Given task:
Copy every line from the data below in which the string "subscript" can be found.
─── Stored rows ───
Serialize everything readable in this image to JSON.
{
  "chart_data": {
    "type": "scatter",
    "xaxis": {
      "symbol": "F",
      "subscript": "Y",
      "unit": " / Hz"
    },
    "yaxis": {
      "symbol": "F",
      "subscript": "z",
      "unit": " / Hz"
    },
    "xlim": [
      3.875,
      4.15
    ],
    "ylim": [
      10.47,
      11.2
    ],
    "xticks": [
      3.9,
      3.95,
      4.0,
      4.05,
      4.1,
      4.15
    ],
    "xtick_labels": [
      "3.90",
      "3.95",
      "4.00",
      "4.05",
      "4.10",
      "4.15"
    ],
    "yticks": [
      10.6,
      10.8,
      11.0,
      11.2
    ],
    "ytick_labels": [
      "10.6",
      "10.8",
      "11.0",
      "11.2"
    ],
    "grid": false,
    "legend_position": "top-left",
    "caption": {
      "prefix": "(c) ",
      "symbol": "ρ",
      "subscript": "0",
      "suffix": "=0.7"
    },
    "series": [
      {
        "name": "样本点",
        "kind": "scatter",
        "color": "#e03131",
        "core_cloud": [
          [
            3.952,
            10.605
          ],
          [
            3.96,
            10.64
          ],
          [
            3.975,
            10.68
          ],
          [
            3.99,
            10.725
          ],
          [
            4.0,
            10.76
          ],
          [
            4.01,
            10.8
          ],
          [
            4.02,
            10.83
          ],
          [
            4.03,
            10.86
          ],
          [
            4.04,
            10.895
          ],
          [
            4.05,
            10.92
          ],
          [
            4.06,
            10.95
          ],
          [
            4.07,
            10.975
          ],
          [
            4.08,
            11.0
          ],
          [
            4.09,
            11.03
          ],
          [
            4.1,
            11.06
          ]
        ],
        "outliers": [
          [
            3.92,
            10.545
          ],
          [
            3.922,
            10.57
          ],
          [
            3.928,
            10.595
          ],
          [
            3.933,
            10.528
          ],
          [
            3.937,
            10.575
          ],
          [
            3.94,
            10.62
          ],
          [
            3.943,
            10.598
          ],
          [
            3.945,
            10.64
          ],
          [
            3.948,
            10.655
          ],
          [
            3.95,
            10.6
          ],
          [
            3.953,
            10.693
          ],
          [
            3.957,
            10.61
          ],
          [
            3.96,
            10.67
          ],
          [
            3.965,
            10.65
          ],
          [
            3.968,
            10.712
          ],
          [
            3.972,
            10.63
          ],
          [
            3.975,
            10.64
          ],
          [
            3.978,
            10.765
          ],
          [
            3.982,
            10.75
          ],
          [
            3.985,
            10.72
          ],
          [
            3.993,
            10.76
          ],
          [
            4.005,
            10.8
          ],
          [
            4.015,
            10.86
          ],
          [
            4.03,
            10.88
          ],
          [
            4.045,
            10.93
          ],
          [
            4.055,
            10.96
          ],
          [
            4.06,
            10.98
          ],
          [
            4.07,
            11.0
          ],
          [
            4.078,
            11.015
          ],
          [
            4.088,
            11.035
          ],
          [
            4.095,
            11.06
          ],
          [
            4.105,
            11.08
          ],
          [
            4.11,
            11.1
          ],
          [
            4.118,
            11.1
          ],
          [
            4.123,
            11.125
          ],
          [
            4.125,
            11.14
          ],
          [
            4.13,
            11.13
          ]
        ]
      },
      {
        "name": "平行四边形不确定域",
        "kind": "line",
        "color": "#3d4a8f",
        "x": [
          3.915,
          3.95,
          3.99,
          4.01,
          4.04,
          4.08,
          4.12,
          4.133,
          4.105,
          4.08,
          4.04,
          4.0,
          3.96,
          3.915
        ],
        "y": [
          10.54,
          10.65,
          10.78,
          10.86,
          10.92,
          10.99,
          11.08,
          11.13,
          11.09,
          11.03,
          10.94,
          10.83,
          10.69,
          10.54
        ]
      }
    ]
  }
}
───
Output for this task:
      "subscript": "Y",
      "subscript": "z",
      "subscript": "0",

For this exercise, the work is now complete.